▸ OBJECTIVE
Print the records below word for word, but leave out the pictures.
== ITEMS ==
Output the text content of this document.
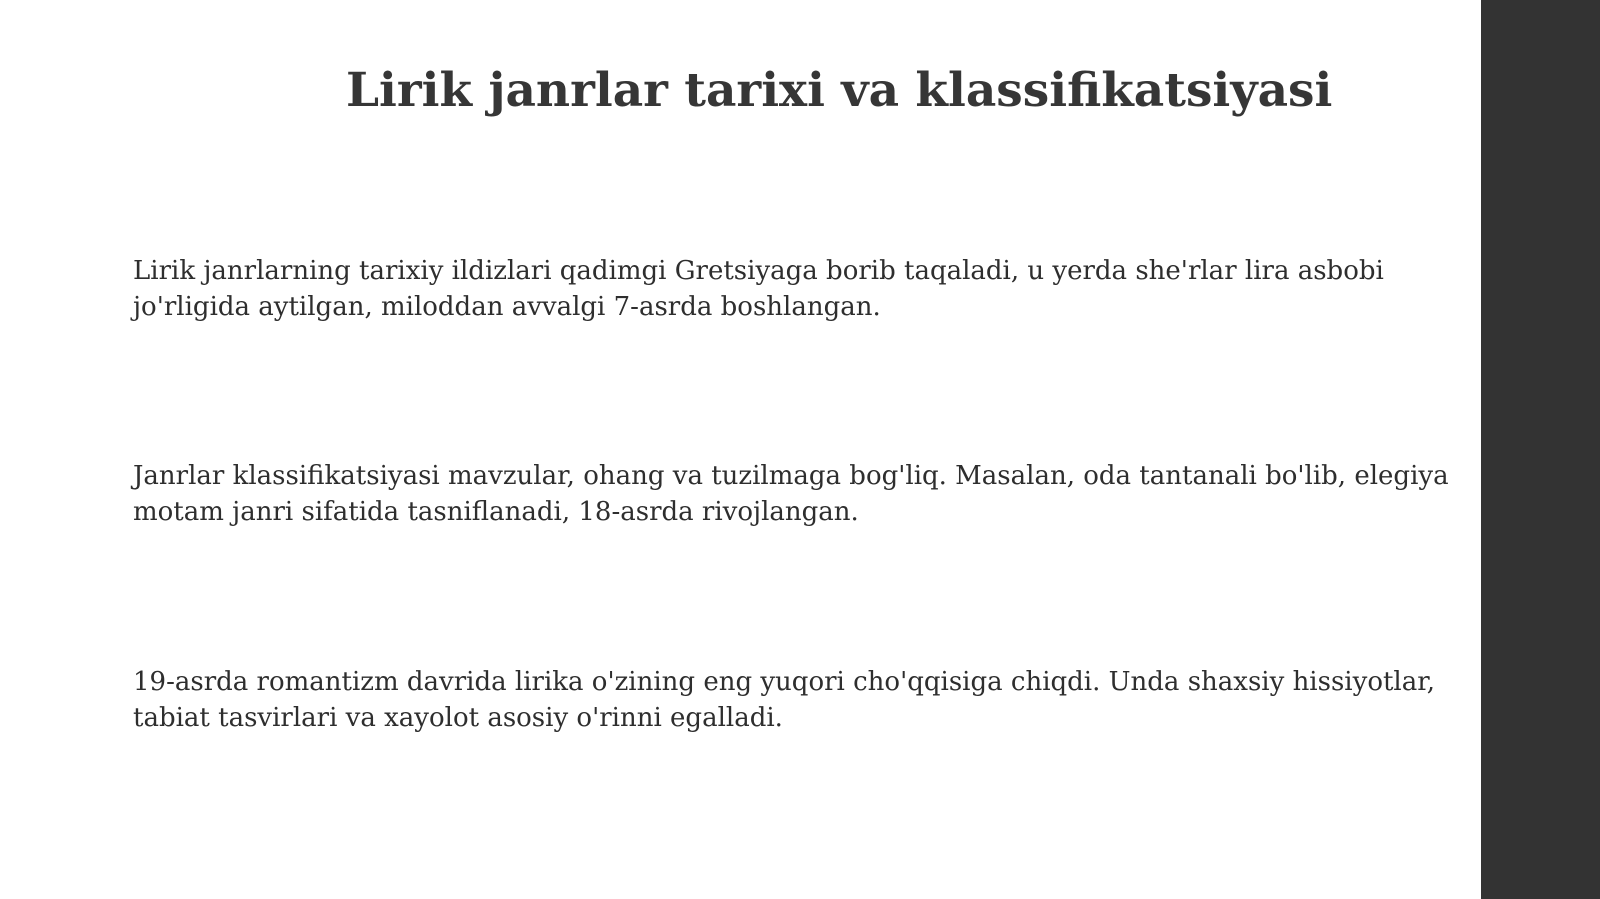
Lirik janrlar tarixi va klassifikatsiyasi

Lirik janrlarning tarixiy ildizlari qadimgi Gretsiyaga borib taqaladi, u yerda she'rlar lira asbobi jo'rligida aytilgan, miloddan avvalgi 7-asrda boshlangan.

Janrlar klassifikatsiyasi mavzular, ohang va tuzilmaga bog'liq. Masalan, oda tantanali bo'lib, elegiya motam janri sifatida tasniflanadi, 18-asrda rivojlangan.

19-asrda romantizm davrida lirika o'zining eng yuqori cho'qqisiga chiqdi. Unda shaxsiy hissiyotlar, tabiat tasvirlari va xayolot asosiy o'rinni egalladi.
===
▸ ANSWER TO THE TASK
Output the text content of this document.
Lirik janrlar tarixi va klassifikatsiyasi

Lirik janrlarning tarixiy ildizlari qadimgi Gretsiyaga borib taqaladi, u yerda she'rlar lira asbobi jo'rligida aytilgan, miloddan avvalgi 7-asrda boshlangan.

Janrlar klassifikatsiyasi mavzular, ohang va tuzilmaga bog'liq. Masalan, oda tantanali bo'lib, elegiya motam janri sifatida tasniflanadi, 18-asrda rivojlangan.

19-asrda romantizm davrida lirika o'zining eng yuqori cho'qqisiga chiqdi. Unda shaxsiy hissiyotlar, tabiat tasvirlari va xayolot asosiy o'rinni egalladi.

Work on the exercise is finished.